**Given exercise**
Render the following material again verbatim, leaving nothing out.

**Listed entries**
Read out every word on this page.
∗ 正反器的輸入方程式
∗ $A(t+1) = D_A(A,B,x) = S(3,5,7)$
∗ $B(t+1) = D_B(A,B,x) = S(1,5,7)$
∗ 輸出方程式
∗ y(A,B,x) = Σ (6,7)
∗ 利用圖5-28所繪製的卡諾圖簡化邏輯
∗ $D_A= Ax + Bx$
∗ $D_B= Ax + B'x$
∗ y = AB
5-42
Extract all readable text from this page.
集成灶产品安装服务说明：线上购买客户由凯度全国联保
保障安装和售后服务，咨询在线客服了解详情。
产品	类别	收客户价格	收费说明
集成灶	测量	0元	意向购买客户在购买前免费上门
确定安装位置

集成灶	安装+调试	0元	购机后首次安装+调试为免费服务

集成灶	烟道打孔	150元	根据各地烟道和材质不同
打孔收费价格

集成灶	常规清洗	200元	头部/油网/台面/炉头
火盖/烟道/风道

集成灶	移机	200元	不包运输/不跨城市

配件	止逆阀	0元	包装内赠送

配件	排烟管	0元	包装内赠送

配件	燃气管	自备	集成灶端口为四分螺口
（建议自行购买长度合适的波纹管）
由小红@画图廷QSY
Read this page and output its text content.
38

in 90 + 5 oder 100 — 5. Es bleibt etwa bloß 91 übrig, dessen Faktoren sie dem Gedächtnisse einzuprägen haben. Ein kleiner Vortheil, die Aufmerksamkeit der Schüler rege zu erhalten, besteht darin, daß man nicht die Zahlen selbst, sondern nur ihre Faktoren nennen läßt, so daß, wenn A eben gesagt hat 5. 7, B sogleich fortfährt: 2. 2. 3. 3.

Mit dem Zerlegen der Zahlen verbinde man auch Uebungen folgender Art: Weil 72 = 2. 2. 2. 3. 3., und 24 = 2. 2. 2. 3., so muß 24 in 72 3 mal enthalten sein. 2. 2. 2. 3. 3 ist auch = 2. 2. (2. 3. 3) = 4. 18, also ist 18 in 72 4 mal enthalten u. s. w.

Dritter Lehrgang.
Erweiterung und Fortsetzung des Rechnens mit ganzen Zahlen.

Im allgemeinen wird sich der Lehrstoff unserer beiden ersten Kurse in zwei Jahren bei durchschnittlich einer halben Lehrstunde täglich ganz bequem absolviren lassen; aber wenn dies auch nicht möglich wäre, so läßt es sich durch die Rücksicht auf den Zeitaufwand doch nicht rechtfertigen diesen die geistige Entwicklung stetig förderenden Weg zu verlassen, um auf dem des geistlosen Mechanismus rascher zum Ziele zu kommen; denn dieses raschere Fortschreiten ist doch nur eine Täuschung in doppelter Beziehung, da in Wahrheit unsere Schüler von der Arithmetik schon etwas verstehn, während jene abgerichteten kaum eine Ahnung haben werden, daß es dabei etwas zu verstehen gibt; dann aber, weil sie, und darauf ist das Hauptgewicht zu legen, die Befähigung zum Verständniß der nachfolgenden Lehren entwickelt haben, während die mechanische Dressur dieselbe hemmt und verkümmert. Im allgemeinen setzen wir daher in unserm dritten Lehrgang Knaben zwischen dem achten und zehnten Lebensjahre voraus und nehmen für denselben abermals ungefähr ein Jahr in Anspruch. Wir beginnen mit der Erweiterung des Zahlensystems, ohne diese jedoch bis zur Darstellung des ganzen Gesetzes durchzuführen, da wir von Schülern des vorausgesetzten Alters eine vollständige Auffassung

**The output**
Read out every word on this page.
∗ 正反器的輸入方程式
∗ $A(t+1) = D_A(A,B,x) = S(3,5,7)$
∗ $B(t+1) = D_B(A,B,x) = S(1,5,7)$
∗ 輸出方程式
∗ y(A,B,x) = Σ (6,7)
∗ 利用圖5-28所繪製的卡諾圖簡化邏輯
∗ $D_A= Ax + Bx$
∗ $D_B= Ax + B'x$
∗ y = AB
5-42
Extract all readable text from this page.
集成灶产品安装服务说明：线上购买客户由凯度全国联保
保障安装和售后服务，咨询在线客服了解详情。
产品	类别	收客户价格	收费说明
集成灶	测量	0元	意向购买客户在购买前免费上门
确定安装位置

集成灶	安装+调试	0元	购机后首次安装+调试为免费服务

集成灶	烟道打孔	150元	根据各地烟道和材质不同
打孔收费价格

集成灶	常规清洗	200元	头部/油网/台面/炉头
火盖/烟道/风道

集成灶	移机	200元	不包运输/不跨城市

配件	止逆阀	0元	包装内赠送

配件	排烟管	0元	包装内赠送

配件	燃气管	自备	集成灶端口为四分螺口
（建议自行购买长度合适的波纹管）
由小红@画图廷QSY
Read this page and output its text content.
38

in 90 + 5 oder 100 — 5. Es bleibt etwa bloß 91 übrig, dessen Faktoren sie dem Gedächtnisse einzuprägen haben. Ein kleiner Vortheil, die Aufmerksamkeit der Schüler rege zu erhalten, besteht darin, daß man nicht die Zahlen selbst, sondern nur ihre Faktoren nennen läßt, so daß, wenn A eben gesagt hat 5. 7, B sogleich fortfährt: 2. 2. 3. 3.

Mit dem Zerlegen der Zahlen verbinde man auch Uebungen folgender Art: Weil 72 = 2. 2. 2. 3. 3., und 24 = 2. 2. 2. 3., so muß 24 in 72 3 mal enthalten sein. 2. 2. 2. 3. 3 ist auch = 2. 2. (2. 3. 3) = 4. 18, also ist 18 in 72 4 mal enthalten u. s. w.

Dritter Lehrgang.
Erweiterung und Fortsetzung des Rechnens mit ganzen Zahlen.

Im allgemeinen wird sich der Lehrstoff unserer beiden ersten Kurse in zwei Jahren bei durchschnittlich einer halben Lehrstunde täglich ganz bequem absolviren lassen; aber wenn dies auch nicht möglich wäre, so läßt es sich durch die Rücksicht auf den Zeitaufwand doch nicht rechtfertigen diesen die geistige Entwicklung stetig förderenden Weg zu verlassen, um auf dem des geistlosen Mechanismus rascher zum Ziele zu kommen; denn dieses raschere Fortschreiten ist doch nur eine Täuschung in doppelter Beziehung, da in Wahrheit unsere Schüler von der Arithmetik schon etwas verstehn, während jene abgerichteten kaum eine Ahnung haben werden, daß es dabei etwas zu verstehen gibt; dann aber, weil sie, und darauf ist das Hauptgewicht zu legen, die Befähigung zum Verständniß der nachfolgenden Lehren entwickelt haben, während die mechanische Dressur dieselbe hemmt und verkümmert. Im allgemeinen setzen wir daher in unserm dritten Lehrgang Knaben zwischen dem achten und zehnten Lebensjahre voraus und nehmen für denselben abermals ungefähr ein Jahr in Anspruch. Wir beginnen mit der Erweiterung des Zahlensystems, ohne diese jedoch bis zur Darstellung des ganzen Gesetzes durchzuführen, da wir von Schülern des vorausgesetzten Alters eine vollständige Auffassung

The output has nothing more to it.